-- start SUPPLIED DATA --
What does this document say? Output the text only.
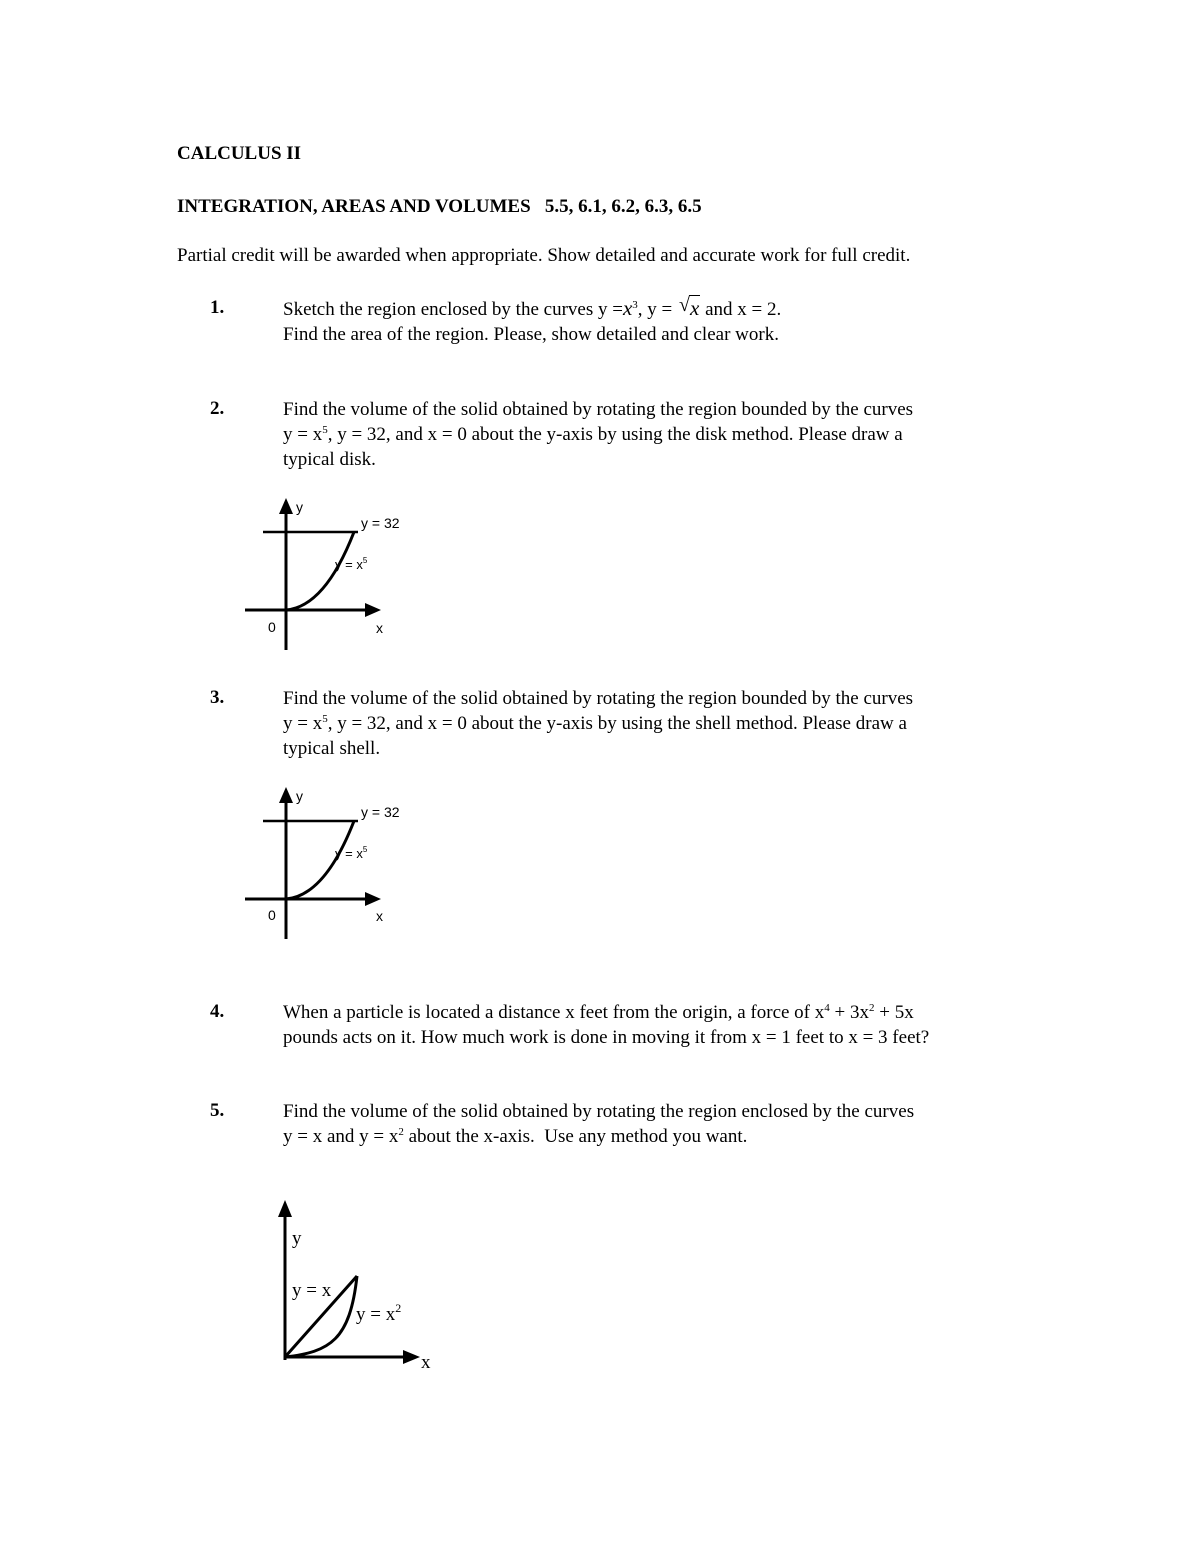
CALCULUS II
INTEGRATION, AREAS AND VOLUMES   5.5, 6.1, 6.2, 6.3, 6.5
Partial credit will be awarded when appropriate. Show detailed and accurate work for full credit.
1.	Sketch the region enclosed by the curves $y =x^3$, y = √ x and x = 2.
Find the area of the region. Please, show detailed and clear work.
2.	Find the volume of the solid obtained by rotating the region bounded by the curves
$y = x^5$, y = 32, and x = 0 about the y-axis by using the disk method. Please draw a
typical disk.
y
x
0
y = 32
$y = x^5$
3.	Find the volume of the solid obtained by rotating the region bounded by the curves
$y = x^5$, y = 32, and x = 0 about the y-axis by using the shell method. Please draw a
typical shell.
y
x
0
y = 32
$y = x^5$
4.	When a particle is located a distance x feet from the origin, a force of $x^4 + 3x^2 + 5x$
pounds acts on it. How much work is done in moving it from x = 1 feet to x = 3 feet?
5.	Find the volume of the solid obtained by rotating the region enclosed by the curves
y = x and $y = x^2$ about the x-axis.  Use any method you want.
y
x
y = x
$y = x^2$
-- end SUPPLIED DATA --
YOUR GOAL:
Without the pictures, retype the whole of the material above exactly.

CORRECT RESULT:
What does this document say? Output the text only.
CALCULUS II
INTEGRATION, AREAS AND VOLUMES   5.5, 6.1, 6.2, 6.3, 6.5
Partial credit will be awarded when appropriate. Show detailed and accurate work for full credit.
1.	Sketch the region enclosed by the curves $y =x^3$, y = √ x and x = 2.
Find the area of the region. Please, show detailed and clear work.
2.	Find the volume of the solid obtained by rotating the region bounded by the curves
$y = x^5$, y = 32, and x = 0 about the y-axis by using the disk method. Please draw a
typical disk.
y
x
0
y = 32
$y = x^5$
3.	Find the volume of the solid obtained by rotating the region bounded by the curves
$y = x^5$, y = 32, and x = 0 about the y-axis by using the shell method. Please draw a
typical shell.
y
x
0
y = 32
$y = x^5$
4.	When a particle is located a distance x feet from the origin, a force of $x^4 + 3x^2 + 5x$
pounds acts on it. How much work is done in moving it from x = 1 feet to x = 3 feet?
5.	Find the volume of the solid obtained by rotating the region enclosed by the curves
y = x and $y = x^2$ about the x-axis.  Use any method you want.
y
x
y = x
$y = x^2$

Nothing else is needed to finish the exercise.